## Listing
######

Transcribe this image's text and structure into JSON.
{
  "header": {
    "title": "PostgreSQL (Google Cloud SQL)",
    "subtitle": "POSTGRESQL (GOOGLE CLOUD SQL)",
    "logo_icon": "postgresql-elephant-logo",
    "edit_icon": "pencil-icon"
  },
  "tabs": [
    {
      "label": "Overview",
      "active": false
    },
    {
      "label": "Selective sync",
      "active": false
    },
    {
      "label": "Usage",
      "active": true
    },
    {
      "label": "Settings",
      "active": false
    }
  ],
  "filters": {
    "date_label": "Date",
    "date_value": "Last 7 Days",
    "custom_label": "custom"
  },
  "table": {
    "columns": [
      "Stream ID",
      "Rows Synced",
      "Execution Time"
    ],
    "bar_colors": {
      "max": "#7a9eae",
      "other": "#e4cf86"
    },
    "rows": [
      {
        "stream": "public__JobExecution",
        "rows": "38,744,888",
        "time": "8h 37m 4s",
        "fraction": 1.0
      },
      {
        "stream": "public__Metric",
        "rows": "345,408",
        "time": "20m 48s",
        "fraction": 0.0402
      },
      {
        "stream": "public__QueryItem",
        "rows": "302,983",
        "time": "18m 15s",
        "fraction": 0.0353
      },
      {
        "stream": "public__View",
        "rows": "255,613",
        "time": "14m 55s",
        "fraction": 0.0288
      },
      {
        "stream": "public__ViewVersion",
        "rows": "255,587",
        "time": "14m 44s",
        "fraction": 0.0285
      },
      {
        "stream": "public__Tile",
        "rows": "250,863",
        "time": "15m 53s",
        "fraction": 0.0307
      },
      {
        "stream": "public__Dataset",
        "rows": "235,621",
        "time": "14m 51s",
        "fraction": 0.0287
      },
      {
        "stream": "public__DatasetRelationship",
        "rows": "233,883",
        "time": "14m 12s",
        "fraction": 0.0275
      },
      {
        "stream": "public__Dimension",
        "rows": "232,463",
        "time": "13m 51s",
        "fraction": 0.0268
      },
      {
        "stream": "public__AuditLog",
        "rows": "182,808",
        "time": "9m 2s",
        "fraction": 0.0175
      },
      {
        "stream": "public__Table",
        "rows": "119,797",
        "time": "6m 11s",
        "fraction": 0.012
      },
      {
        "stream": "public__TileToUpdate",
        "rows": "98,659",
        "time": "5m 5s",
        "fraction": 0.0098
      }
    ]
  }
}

######

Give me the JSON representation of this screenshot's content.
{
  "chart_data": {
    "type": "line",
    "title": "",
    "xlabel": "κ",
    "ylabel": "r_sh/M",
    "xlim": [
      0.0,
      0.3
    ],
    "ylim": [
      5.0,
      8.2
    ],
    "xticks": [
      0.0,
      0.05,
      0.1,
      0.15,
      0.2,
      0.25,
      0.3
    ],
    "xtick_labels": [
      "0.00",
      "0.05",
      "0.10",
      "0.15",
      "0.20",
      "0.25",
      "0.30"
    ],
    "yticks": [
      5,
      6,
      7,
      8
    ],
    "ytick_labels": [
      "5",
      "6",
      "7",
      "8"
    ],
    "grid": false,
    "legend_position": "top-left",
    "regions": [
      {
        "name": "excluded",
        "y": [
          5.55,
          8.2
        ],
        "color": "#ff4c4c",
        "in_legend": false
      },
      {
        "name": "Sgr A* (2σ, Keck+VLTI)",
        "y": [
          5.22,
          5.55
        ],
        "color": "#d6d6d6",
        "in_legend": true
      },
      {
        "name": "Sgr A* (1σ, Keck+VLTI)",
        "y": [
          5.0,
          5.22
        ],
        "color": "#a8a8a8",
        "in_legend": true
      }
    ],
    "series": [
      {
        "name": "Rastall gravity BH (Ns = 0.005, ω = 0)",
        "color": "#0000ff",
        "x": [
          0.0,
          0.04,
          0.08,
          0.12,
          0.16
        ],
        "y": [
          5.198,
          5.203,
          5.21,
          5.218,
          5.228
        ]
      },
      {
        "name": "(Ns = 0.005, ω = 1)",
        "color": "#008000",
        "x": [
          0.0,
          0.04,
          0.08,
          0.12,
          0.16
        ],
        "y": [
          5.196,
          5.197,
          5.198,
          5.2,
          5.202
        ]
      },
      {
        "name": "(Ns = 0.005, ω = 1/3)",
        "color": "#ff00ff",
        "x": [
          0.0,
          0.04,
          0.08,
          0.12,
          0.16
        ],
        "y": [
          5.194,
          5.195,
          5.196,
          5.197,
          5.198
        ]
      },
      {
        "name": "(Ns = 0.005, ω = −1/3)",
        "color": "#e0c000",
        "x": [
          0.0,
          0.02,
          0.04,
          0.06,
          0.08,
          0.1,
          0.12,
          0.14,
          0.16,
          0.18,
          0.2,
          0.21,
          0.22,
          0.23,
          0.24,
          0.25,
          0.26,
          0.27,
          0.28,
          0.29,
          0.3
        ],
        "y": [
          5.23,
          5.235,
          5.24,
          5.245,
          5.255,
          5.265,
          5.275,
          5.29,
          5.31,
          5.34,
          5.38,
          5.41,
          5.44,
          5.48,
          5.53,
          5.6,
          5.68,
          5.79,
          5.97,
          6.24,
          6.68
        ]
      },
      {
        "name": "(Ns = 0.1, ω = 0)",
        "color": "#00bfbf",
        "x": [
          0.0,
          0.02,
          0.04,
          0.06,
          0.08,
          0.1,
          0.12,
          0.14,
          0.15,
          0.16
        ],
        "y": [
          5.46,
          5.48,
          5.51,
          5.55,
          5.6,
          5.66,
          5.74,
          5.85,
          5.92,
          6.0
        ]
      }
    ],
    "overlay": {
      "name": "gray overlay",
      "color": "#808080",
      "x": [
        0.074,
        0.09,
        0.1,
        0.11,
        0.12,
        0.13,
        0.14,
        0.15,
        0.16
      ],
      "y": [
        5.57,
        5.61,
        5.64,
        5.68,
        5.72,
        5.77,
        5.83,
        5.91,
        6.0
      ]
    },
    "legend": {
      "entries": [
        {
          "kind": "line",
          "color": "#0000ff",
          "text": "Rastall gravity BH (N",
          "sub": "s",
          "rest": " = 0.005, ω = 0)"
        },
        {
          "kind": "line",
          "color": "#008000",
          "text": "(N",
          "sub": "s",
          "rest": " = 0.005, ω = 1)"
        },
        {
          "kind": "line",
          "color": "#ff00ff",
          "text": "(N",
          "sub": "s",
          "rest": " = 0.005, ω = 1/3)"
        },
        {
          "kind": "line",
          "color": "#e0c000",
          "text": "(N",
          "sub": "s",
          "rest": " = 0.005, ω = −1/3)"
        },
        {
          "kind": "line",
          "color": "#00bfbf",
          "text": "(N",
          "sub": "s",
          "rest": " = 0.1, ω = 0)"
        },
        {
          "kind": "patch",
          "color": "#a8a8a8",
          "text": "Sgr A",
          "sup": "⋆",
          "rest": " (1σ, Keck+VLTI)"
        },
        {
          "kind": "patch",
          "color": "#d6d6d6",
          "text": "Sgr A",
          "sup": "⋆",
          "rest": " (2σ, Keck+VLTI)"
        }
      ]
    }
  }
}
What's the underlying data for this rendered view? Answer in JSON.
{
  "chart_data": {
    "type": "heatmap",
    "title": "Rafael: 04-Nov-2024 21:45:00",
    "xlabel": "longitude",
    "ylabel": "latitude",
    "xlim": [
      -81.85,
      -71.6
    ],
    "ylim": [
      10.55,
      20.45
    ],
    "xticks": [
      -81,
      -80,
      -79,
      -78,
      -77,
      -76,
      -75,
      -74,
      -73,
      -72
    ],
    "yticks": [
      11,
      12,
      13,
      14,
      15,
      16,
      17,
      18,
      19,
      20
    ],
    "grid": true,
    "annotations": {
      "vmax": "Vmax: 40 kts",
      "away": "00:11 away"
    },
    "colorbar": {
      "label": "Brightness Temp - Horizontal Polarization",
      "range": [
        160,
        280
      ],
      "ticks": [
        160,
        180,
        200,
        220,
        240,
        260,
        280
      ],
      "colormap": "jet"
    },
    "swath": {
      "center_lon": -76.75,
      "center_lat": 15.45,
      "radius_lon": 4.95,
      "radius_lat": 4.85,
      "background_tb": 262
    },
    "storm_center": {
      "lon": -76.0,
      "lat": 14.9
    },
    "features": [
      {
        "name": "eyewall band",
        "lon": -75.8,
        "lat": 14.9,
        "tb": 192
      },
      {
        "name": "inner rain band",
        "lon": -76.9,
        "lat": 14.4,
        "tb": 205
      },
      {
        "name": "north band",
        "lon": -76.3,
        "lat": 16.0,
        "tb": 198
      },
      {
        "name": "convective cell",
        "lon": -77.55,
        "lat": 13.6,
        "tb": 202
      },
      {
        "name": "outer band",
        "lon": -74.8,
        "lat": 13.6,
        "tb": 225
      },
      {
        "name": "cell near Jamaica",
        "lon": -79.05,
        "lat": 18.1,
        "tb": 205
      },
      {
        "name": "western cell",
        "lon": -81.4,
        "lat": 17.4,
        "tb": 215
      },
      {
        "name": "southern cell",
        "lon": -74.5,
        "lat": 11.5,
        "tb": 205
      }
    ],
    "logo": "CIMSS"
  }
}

######

## Stated problem
Answer with one number only: how many lines above contain the word "Rastall".

## Task output
2